*Set task:*
Copy out all of the material exactly as presented.

*Exercise data:*
========================

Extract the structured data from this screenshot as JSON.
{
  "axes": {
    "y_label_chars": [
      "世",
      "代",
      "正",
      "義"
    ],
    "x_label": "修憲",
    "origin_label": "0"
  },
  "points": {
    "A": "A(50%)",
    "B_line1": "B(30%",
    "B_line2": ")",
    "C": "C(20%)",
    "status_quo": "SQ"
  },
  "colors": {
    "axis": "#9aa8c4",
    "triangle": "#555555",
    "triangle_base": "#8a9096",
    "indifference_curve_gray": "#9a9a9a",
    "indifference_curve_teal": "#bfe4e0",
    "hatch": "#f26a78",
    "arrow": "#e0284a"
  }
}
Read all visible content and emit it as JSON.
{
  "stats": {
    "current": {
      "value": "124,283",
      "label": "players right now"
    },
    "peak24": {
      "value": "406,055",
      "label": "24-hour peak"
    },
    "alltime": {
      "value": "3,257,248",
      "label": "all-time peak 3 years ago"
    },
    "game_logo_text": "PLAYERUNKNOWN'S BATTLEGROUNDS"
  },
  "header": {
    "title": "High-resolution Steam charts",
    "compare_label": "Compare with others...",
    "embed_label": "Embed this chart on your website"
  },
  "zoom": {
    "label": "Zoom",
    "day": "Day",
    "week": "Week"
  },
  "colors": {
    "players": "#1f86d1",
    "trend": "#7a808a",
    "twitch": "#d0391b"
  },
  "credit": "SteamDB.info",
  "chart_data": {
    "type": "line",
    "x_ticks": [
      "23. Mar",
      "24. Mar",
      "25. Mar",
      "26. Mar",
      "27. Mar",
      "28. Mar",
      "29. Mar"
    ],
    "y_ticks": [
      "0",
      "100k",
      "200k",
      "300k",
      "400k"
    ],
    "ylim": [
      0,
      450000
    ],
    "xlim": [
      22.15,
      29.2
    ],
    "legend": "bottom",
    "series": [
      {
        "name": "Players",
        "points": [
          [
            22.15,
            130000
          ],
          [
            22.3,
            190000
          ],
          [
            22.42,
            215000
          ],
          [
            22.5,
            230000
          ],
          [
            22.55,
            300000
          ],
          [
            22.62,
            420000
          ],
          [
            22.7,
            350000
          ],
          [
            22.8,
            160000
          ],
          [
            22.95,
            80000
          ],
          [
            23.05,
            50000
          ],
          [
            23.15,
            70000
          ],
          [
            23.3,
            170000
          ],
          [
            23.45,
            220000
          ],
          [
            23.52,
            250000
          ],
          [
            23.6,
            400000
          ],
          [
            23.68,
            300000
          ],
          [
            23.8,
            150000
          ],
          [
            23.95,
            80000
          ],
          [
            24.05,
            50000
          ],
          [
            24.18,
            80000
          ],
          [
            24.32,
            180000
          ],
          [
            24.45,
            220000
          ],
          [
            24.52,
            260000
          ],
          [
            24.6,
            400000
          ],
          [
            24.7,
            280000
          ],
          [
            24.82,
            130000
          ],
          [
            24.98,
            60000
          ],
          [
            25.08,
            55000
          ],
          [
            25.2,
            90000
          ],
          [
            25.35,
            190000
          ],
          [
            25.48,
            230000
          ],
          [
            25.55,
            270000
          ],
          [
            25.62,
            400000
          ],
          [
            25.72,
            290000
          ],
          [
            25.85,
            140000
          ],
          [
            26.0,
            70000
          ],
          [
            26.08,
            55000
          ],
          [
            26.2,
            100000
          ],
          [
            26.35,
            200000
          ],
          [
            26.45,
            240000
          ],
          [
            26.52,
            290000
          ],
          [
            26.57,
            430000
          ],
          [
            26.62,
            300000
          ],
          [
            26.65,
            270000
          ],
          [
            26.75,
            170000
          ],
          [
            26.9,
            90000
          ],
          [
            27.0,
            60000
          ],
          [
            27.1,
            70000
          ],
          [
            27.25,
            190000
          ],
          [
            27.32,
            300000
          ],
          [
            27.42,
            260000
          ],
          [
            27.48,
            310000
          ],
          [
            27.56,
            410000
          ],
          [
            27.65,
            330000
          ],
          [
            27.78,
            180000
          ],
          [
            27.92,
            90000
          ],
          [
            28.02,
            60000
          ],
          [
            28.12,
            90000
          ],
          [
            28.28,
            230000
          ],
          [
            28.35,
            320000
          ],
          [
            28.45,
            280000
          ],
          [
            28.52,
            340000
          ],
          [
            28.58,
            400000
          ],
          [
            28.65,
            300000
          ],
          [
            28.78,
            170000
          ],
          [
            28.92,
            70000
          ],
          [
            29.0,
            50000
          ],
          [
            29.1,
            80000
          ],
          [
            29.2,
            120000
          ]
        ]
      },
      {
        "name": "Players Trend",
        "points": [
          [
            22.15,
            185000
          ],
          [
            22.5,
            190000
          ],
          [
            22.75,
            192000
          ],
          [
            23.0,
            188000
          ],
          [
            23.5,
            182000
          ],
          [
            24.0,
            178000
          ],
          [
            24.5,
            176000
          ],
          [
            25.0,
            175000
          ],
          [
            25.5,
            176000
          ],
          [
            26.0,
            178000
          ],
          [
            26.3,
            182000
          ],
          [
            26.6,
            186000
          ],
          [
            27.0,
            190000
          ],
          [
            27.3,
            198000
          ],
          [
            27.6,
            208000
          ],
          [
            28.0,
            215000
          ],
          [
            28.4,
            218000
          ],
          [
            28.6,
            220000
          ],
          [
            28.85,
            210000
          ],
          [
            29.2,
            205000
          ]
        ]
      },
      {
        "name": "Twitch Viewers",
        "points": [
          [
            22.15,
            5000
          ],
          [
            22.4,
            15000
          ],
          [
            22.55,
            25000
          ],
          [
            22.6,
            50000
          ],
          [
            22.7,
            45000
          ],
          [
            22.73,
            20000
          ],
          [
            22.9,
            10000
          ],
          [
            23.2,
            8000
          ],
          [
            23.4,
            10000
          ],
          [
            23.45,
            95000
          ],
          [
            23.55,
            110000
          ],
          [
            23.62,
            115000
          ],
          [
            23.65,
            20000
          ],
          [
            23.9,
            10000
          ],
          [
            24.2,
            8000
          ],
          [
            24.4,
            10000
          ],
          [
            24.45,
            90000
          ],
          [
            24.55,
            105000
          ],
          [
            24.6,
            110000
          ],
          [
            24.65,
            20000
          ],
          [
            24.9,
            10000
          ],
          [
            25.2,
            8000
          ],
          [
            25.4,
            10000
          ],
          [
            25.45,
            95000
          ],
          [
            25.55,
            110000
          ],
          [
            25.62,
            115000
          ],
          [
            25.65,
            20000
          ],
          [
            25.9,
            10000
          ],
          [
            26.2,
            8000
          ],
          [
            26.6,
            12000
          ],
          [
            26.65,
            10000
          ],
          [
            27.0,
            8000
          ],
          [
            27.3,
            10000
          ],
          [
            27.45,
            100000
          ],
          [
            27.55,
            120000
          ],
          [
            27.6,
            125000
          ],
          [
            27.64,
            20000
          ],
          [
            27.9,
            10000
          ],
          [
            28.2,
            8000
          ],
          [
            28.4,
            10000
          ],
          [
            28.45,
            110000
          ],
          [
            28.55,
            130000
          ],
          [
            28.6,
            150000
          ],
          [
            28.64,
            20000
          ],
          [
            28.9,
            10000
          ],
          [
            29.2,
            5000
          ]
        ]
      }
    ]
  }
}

========================

*Result:*
Extract the structured data from this screenshot as JSON.
{
  "axes": {
    "y_label_chars": [
      "世",
      "代",
      "正",
      "義"
    ],
    "x_label": "修憲",
    "origin_label": "0"
  },
  "points": {
    "A": "A(50%)",
    "B_line1": "B(30%",
    "B_line2": ")",
    "C": "C(20%)",
    "status_quo": "SQ"
  },
  "colors": {
    "axis": "#9aa8c4",
    "triangle": "#555555",
    "triangle_base": "#8a9096",
    "indifference_curve_gray": "#9a9a9a",
    "indifference_curve_teal": "#bfe4e0",
    "hatch": "#f26a78",
    "arrow": "#e0284a"
  }
}
Read all visible content and emit it as JSON.
{
  "stats": {
    "current": {
      "value": "124,283",
      "label": "players right now"
    },
    "peak24": {
      "value": "406,055",
      "label": "24-hour peak"
    },
    "alltime": {
      "value": "3,257,248",
      "label": "all-time peak 3 years ago"
    },
    "game_logo_text": "PLAYERUNKNOWN'S BATTLEGROUNDS"
  },
  "header": {
    "title": "High-resolution Steam charts",
    "compare_label": "Compare with others...",
    "embed_label": "Embed this chart on your website"
  },
  "zoom": {
    "label": "Zoom",
    "day": "Day",
    "week": "Week"
  },
  "colors": {
    "players": "#1f86d1",
    "trend": "#7a808a",
    "twitch": "#d0391b"
  },
  "credit": "SteamDB.info",
  "chart_data": {
    "type": "line",
    "x_ticks": [
      "23. Mar",
      "24. Mar",
      "25. Mar",
      "26. Mar",
      "27. Mar",
      "28. Mar",
      "29. Mar"
    ],
    "y_ticks": [
      "0",
      "100k",
      "200k",
      "300k",
      "400k"
    ],
    "ylim": [
      0,
      450000
    ],
    "xlim": [
      22.15,
      29.2
    ],
    "legend": "bottom",
    "series": [
      {
        "name": "Players",
        "points": [
          [
            22.15,
            130000
          ],
          [
            22.3,
            190000
          ],
          [
            22.42,
            215000
          ],
          [
            22.5,
            230000
          ],
          [
            22.55,
            300000
          ],
          [
            22.62,
            420000
          ],
          [
            22.7,
            350000
          ],
          [
            22.8,
            160000
          ],
          [
            22.95,
            80000
          ],
          [
            23.05,
            50000
          ],
          [
            23.15,
            70000
          ],
          [
            23.3,
            170000
          ],
          [
            23.45,
            220000
          ],
          [
            23.52,
            250000
          ],
          [
            23.6,
            400000
          ],
          [
            23.68,
            300000
          ],
          [
            23.8,
            150000
          ],
          [
            23.95,
            80000
          ],
          [
            24.05,
            50000
          ],
          [
            24.18,
            80000
          ],
          [
            24.32,
            180000
          ],
          [
            24.45,
            220000
          ],
          [
            24.52,
            260000
          ],
          [
            24.6,
            400000
          ],
          [
            24.7,
            280000
          ],
          [
            24.82,
            130000
          ],
          [
            24.98,
            60000
          ],
          [
            25.08,
            55000
          ],
          [
            25.2,
            90000
          ],
          [
            25.35,
            190000
          ],
          [
            25.48,
            230000
          ],
          [
            25.55,
            270000
          ],
          [
            25.62,
            400000
          ],
          [
            25.72,
            290000
          ],
          [
            25.85,
            140000
          ],
          [
            26.0,
            70000
          ],
          [
            26.08,
            55000
          ],
          [
            26.2,
            100000
          ],
          [
            26.35,
            200000
          ],
          [
            26.45,
            240000
          ],
          [
            26.52,
            290000
          ],
          [
            26.57,
            430000
          ],
          [
            26.62,
            300000
          ],
          [
            26.65,
            270000
          ],
          [
            26.75,
            170000
          ],
          [
            26.9,
            90000
          ],
          [
            27.0,
            60000
          ],
          [
            27.1,
            70000
          ],
          [
            27.25,
            190000
          ],
          [
            27.32,
            300000
          ],
          [
            27.42,
            260000
          ],
          [
            27.48,
            310000
          ],
          [
            27.56,
            410000
          ],
          [
            27.65,
            330000
          ],
          [
            27.78,
            180000
          ],
          [
            27.92,
            90000
          ],
          [
            28.02,
            60000
          ],
          [
            28.12,
            90000
          ],
          [
            28.28,
            230000
          ],
          [
            28.35,
            320000
          ],
          [
            28.45,
            280000
          ],
          [
            28.52,
            340000
          ],
          [
            28.58,
            400000
          ],
          [
            28.65,
            300000
          ],
          [
            28.78,
            170000
          ],
          [
            28.92,
            70000
          ],
          [
            29.0,
            50000
          ],
          [
            29.1,
            80000
          ],
          [
            29.2,
            120000
          ]
        ]
      },
      {
        "name": "Players Trend",
        "points": [
          [
            22.15,
            185000
          ],
          [
            22.5,
            190000
          ],
          [
            22.75,
            192000
          ],
          [
            23.0,
            188000
          ],
          [
            23.5,
            182000
          ],
          [
            24.0,
            178000
          ],
          [
            24.5,
            176000
          ],
          [
            25.0,
            175000
          ],
          [
            25.5,
            176000
          ],
          [
            26.0,
            178000
          ],
          [
            26.3,
            182000
          ],
          [
            26.6,
            186000
          ],
          [
            27.0,
            190000
          ],
          [
            27.3,
            198000
          ],
          [
            27.6,
            208000
          ],
          [
            28.0,
            215000
          ],
          [
            28.4,
            218000
          ],
          [
            28.6,
            220000
          ],
          [
            28.85,
            210000
          ],
          [
            29.2,
            205000
          ]
        ]
      },
      {
        "name": "Twitch Viewers",
        "points": [
          [
            22.15,
            5000
          ],
          [
            22.4,
            15000
          ],
          [
            22.55,
            25000
          ],
          [
            22.6,
            50000
          ],
          [
            22.7,
            45000
          ],
          [
            22.73,
            20000
          ],
          [
            22.9,
            10000
          ],
          [
            23.2,
            8000
          ],
          [
            23.4,
            10000
          ],
          [
            23.45,
            95000
          ],
          [
            23.55,
            110000
          ],
          [
            23.62,
            115000
          ],
          [
            23.65,
            20000
          ],
          [
            23.9,
            10000
          ],
          [
            24.2,
            8000
          ],
          [
            24.4,
            10000
          ],
          [
            24.45,
            90000
          ],
          [
            24.55,
            105000
          ],
          [
            24.6,
            110000
          ],
          [
            24.65,
            20000
          ],
          [
            24.9,
            10000
          ],
          [
            25.2,
            8000
          ],
          [
            25.4,
            10000
          ],
          [
            25.45,
            95000
          ],
          [
            25.55,
            110000
          ],
          [
            25.62,
            115000
          ],
          [
            25.65,
            20000
          ],
          [
            25.9,
            10000
          ],
          [
            26.2,
            8000
          ],
          [
            26.6,
            12000
          ],
          [
            26.65,
            10000
          ],
          [
            27.0,
            8000
          ],
          [
            27.3,
            10000
          ],
          [
            27.45,
            100000
          ],
          [
            27.55,
            120000
          ],
          [
            27.6,
            125000
          ],
          [
            27.64,
            20000
          ],
          [
            27.9,
            10000
          ],
          [
            28.2,
            8000
          ],
          [
            28.4,
            10000
          ],
          [
            28.45,
            110000
          ],
          [
            28.55,
            130000
          ],
          [
            28.6,
            150000
          ],
          [
            28.64,
            20000
          ],
          [
            28.9,
            10000
          ],
          [
            29.2,
            5000
          ]
        ]
      }
    ]
  }
}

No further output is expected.